(TASK STATEMENT): Return the whole listing, keeping every character the same.

#### ENTRIES SHOWN ####

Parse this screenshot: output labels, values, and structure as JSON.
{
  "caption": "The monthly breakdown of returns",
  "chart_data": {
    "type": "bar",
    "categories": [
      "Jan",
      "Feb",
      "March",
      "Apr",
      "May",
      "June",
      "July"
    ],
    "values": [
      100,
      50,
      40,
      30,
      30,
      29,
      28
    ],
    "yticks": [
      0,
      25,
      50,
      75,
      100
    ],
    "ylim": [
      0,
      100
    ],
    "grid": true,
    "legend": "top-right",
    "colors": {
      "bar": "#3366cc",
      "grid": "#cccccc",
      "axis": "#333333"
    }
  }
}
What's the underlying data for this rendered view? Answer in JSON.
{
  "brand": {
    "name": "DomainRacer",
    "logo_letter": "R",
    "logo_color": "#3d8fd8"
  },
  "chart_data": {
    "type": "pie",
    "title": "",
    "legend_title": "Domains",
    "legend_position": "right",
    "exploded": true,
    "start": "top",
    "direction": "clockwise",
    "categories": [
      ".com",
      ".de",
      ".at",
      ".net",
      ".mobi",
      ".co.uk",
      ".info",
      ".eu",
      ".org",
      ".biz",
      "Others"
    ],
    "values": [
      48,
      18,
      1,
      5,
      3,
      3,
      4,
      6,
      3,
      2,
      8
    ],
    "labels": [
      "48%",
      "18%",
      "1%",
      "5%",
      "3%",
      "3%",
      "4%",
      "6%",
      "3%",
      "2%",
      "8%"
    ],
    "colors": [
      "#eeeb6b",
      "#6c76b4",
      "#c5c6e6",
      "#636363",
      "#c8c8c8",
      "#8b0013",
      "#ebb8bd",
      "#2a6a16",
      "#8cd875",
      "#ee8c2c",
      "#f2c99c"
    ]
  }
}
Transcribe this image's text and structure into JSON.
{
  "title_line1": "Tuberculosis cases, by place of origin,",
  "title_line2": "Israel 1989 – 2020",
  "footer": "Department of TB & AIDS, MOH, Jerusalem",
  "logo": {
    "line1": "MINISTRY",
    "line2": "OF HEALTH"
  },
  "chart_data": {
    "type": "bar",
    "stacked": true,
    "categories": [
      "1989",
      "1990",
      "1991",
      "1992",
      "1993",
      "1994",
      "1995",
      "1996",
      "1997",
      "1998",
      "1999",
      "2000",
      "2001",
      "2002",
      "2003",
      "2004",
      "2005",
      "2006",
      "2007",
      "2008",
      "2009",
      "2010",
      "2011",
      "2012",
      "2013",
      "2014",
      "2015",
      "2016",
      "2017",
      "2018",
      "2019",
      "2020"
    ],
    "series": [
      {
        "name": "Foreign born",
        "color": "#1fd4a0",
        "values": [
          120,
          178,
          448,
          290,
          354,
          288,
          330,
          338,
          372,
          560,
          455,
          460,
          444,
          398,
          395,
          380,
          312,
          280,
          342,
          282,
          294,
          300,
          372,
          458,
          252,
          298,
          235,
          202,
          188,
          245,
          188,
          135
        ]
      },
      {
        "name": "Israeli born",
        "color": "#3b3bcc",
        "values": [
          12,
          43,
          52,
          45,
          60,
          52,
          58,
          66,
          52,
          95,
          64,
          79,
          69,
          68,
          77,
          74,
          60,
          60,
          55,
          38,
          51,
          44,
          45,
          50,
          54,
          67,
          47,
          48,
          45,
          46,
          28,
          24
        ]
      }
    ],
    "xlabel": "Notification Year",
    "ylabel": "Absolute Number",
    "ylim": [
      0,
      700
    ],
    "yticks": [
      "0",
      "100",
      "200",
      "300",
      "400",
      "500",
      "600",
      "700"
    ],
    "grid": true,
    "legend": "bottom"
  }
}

####

(EXERCISE SOLUTION):
Parse this screenshot: output labels, values, and structure as JSON.
{
  "caption": "The monthly breakdown of returns",
  "chart_data": {
    "type": "bar",
    "categories": [
      "Jan",
      "Feb",
      "March",
      "Apr",
      "May",
      "June",
      "July"
    ],
    "values": [
      100,
      50,
      40,
      30,
      30,
      29,
      28
    ],
    "yticks": [
      0,
      25,
      50,
      75,
      100
    ],
    "ylim": [
      0,
      100
    ],
    "grid": true,
    "legend": "top-right",
    "colors": {
      "bar": "#3366cc",
      "grid": "#cccccc",
      "axis": "#333333"
    }
  }
}
What's the underlying data for this rendered view? Answer in JSON.
{
  "brand": {
    "name": "DomainRacer",
    "logo_letter": "R",
    "logo_color": "#3d8fd8"
  },
  "chart_data": {
    "type": "pie",
    "title": "",
    "legend_title": "Domains",
    "legend_position": "right",
    "exploded": true,
    "start": "top",
    "direction": "clockwise",
    "categories": [
      ".com",
      ".de",
      ".at",
      ".net",
      ".mobi",
      ".co.uk",
      ".info",
      ".eu",
      ".org",
      ".biz",
      "Others"
    ],
    "values": [
      48,
      18,
      1,
      5,
      3,
      3,
      4,
      6,
      3,
      2,
      8
    ],
    "labels": [
      "48%",
      "18%",
      "1%",
      "5%",
      "3%",
      "3%",
      "4%",
      "6%",
      "3%",
      "2%",
      "8%"
    ],
    "colors": [
      "#eeeb6b",
      "#6c76b4",
      "#c5c6e6",
      "#636363",
      "#c8c8c8",
      "#8b0013",
      "#ebb8bd",
      "#2a6a16",
      "#8cd875",
      "#ee8c2c",
      "#f2c99c"
    ]
  }
}
Transcribe this image's text and structure into JSON.
{
  "title_line1": "Tuberculosis cases, by place of origin,",
  "title_line2": "Israel 1989 – 2020",
  "footer": "Department of TB & AIDS, MOH, Jerusalem",
  "logo": {
    "line1": "MINISTRY",
    "line2": "OF HEALTH"
  },
  "chart_data": {
    "type": "bar",
    "stacked": true,
    "categories": [
      "1989",
      "1990",
      "1991",
      "1992",
      "1993",
      "1994",
      "1995",
      "1996",
      "1997",
      "1998",
      "1999",
      "2000",
      "2001",
      "2002",
      "2003",
      "2004",
      "2005",
      "2006",
      "2007",
      "2008",
      "2009",
      "2010",
      "2011",
      "2012",
      "2013",
      "2014",
      "2015",
      "2016",
      "2017",
      "2018",
      "2019",
      "2020"
    ],
    "series": [
      {
        "name": "Foreign born",
        "color": "#1fd4a0",
        "values": [
          120,
          178,
          448,
          290,
          354,
          288,
          330,
          338,
          372,
          560,
          455,
          460,
          444,
          398,
          395,
          380,
          312,
          280,
          342,
          282,
          294,
          300,
          372,
          458,
          252,
          298,
          235,
          202,
          188,
          245,
          188,
          135
        ]
      },
      {
        "name": "Israeli born",
        "color": "#3b3bcc",
        "values": [
          12,
          43,
          52,
          45,
          60,
          52,
          58,
          66,
          52,
          95,
          64,
          79,
          69,
          68,
          77,
          74,
          60,
          60,
          55,
          38,
          51,
          44,
          45,
          50,
          54,
          67,
          47,
          48,
          45,
          46,
          28,
          24
        ]
      }
    ],
    "xlabel": "Notification Year",
    "ylabel": "Absolute Number",
    "ylim": [
      0,
      700
    ],
    "yticks": [
      "0",
      "100",
      "200",
      "300",
      "400",
      "500",
      "600",
      "700"
    ],
    "grid": true,
    "legend": "bottom"
  }
}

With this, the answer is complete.